:: STATED GOAL ::
Only the pictures are left out: repeat the rest of the entries exactly.

:: DATA TO PROCESS ::
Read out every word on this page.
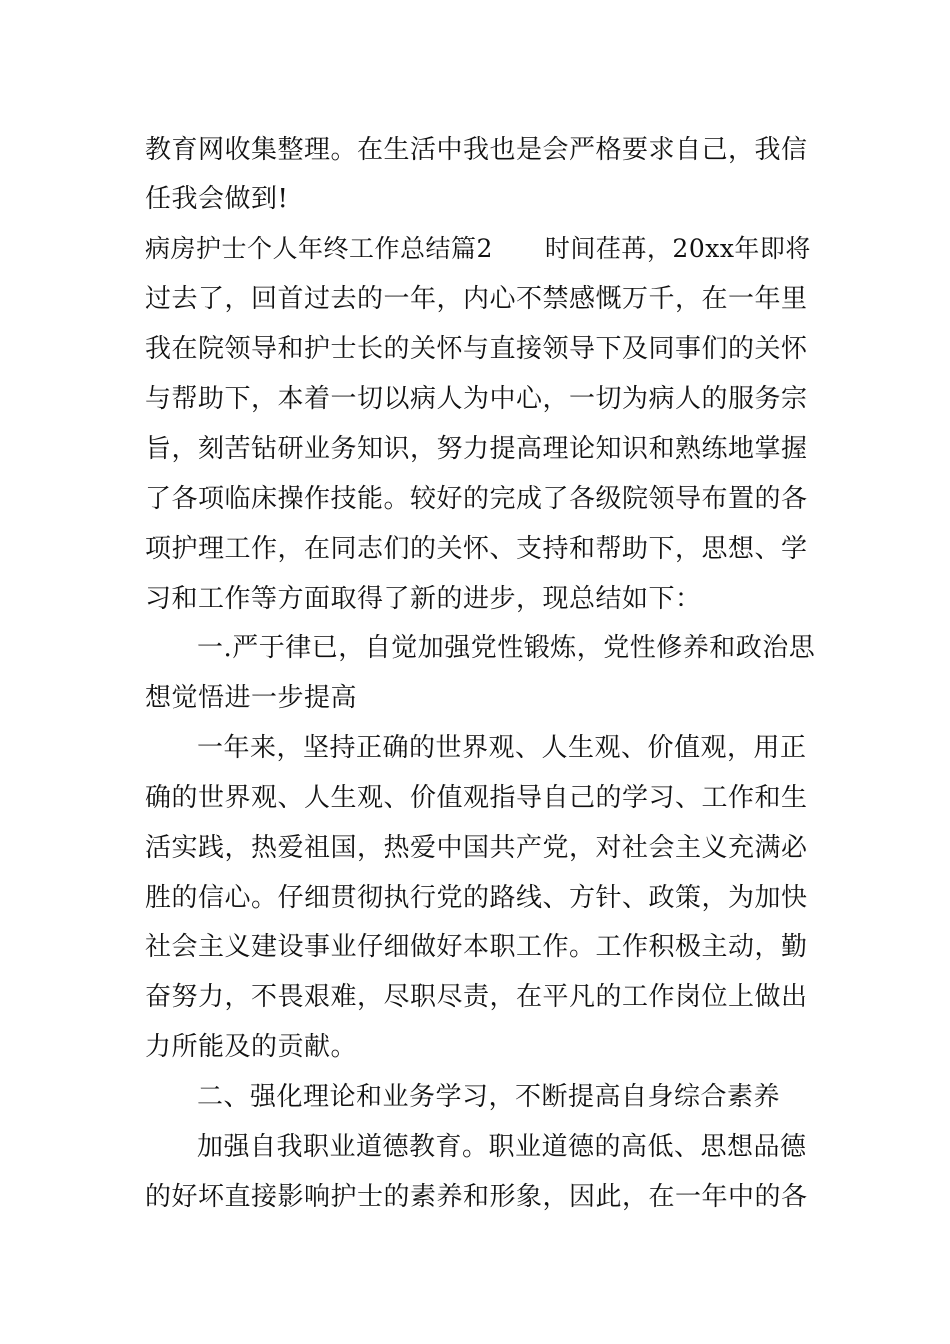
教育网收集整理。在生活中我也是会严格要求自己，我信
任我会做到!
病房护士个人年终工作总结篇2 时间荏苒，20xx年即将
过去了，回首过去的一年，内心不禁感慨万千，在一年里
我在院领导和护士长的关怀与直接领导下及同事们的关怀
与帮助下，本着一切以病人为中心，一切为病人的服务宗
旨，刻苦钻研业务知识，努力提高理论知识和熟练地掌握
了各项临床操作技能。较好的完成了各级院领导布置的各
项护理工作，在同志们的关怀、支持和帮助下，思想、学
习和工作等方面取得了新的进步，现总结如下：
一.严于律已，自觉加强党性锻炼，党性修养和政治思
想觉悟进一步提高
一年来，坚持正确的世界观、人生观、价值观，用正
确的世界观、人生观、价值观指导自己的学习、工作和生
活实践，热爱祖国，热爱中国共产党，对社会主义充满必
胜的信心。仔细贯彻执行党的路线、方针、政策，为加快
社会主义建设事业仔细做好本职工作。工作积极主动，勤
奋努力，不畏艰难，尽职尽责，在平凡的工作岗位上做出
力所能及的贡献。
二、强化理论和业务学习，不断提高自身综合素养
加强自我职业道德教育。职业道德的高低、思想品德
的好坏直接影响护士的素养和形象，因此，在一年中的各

:: ANSWER TO THE EXERCISE ::
Read out every word on this page.
教育网收集整理。在生活中我也是会严格要求自己，我信
任我会做到!
病房护士个人年终工作总结篇2 时间荏苒，20xx年即将
过去了，回首过去的一年，内心不禁感慨万千，在一年里
我在院领导和护士长的关怀与直接领导下及同事们的关怀
与帮助下，本着一切以病人为中心，一切为病人的服务宗
旨，刻苦钻研业务知识，努力提高理论知识和熟练地掌握
了各项临床操作技能。较好的完成了各级院领导布置的各
项护理工作，在同志们的关怀、支持和帮助下，思想、学
习和工作等方面取得了新的进步，现总结如下：
一.严于律已，自觉加强党性锻炼，党性修养和政治思
想觉悟进一步提高
一年来，坚持正确的世界观、人生观、价值观，用正
确的世界观、人生观、价值观指导自己的学习、工作和生
活实践，热爱祖国，热爱中国共产党，对社会主义充满必
胜的信心。仔细贯彻执行党的路线、方针、政策，为加快
社会主义建设事业仔细做好本职工作。工作积极主动，勤
奋努力，不畏艰难，尽职尽责，在平凡的工作岗位上做出
力所能及的贡献。
二、强化理论和业务学习，不断提高自身综合素养
加强自我职业道德教育。职业道德的高低、思想品德
的好坏直接影响护士的素养和形象，因此，在一年中的各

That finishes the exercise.